Copy out lines with the word "Sept" from the material that follows.

· · · · ·

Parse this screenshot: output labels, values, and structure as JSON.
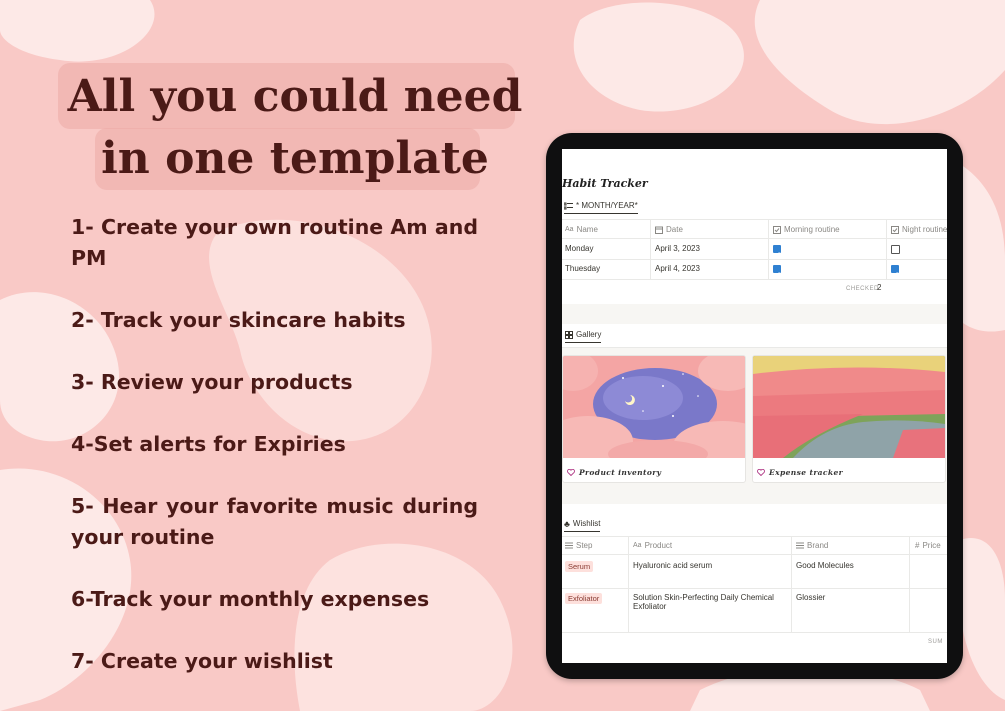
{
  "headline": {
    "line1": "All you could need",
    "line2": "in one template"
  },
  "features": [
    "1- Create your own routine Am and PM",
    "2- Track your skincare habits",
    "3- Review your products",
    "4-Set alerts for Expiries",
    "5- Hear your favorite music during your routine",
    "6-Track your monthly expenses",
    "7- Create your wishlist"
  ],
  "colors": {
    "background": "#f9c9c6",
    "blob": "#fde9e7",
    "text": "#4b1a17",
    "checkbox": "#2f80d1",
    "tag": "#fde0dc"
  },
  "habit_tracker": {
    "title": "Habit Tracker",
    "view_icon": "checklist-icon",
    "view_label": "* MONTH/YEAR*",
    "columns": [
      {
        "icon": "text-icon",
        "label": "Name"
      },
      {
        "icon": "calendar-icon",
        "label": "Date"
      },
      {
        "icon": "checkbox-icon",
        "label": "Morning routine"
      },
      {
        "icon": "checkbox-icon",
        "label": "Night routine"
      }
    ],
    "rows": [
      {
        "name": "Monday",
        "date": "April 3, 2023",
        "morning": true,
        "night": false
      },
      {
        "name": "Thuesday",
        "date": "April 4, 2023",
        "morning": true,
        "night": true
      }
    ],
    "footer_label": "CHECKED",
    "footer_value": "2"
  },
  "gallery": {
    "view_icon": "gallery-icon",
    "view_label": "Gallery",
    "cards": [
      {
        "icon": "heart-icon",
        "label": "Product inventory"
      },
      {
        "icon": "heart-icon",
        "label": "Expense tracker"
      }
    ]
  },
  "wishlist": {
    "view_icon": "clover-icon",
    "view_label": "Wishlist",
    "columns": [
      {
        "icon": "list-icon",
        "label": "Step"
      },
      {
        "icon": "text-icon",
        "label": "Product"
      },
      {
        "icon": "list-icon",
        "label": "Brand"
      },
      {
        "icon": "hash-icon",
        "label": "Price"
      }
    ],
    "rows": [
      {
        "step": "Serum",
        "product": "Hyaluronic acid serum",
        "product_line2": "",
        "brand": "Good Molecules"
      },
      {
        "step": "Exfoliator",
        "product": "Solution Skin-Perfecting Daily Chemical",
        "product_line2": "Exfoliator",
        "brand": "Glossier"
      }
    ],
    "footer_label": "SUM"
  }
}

· · · · ·

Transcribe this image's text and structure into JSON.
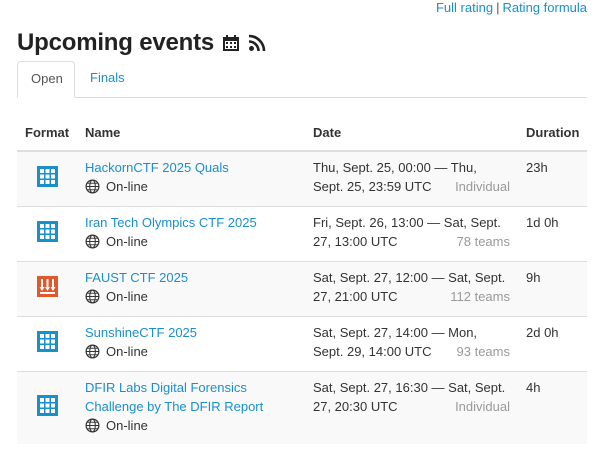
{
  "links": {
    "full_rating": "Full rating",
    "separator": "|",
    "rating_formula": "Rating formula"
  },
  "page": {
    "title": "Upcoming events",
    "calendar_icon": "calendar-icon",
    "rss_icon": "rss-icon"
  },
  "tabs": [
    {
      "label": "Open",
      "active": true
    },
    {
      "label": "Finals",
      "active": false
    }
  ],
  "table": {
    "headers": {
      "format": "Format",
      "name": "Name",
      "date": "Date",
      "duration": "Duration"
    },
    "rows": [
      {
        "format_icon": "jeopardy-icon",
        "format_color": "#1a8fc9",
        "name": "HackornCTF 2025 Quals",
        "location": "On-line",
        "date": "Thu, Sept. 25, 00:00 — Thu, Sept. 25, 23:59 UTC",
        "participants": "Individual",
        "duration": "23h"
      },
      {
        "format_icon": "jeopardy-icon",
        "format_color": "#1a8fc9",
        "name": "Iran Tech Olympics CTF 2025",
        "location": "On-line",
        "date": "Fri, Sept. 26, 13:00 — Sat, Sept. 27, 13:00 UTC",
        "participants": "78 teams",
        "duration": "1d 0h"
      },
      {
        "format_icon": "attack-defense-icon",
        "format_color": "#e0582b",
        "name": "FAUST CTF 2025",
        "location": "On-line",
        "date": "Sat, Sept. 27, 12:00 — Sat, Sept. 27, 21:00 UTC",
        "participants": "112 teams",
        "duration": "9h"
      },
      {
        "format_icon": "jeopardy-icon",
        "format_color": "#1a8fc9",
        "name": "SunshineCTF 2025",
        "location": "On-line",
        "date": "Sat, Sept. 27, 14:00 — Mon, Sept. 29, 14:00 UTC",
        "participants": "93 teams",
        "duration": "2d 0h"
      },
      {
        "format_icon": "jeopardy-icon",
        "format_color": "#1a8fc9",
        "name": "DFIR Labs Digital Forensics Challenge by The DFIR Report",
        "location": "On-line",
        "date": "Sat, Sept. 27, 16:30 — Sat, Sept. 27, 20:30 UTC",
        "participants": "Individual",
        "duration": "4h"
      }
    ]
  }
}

· · · · ·

**Result of the exercise**
        "date": "Thu, Sept. 25, 00:00 — Thu, Sept. 25, 23:59 UTC",
        "date": "Fri, Sept. 26, 13:00 — Sat, Sept. 27, 13:00 UTC",
        "date": "Sat, Sept. 27, 12:00 — Sat, Sept. 27, 21:00 UTC",
        "date": "Sat, Sept. 27, 14:00 — Mon, Sept. 29, 14:00 UTC",
        "date": "Sat, Sept. 27, 16:30 — Sat, Sept. 27, 20:30 UTC",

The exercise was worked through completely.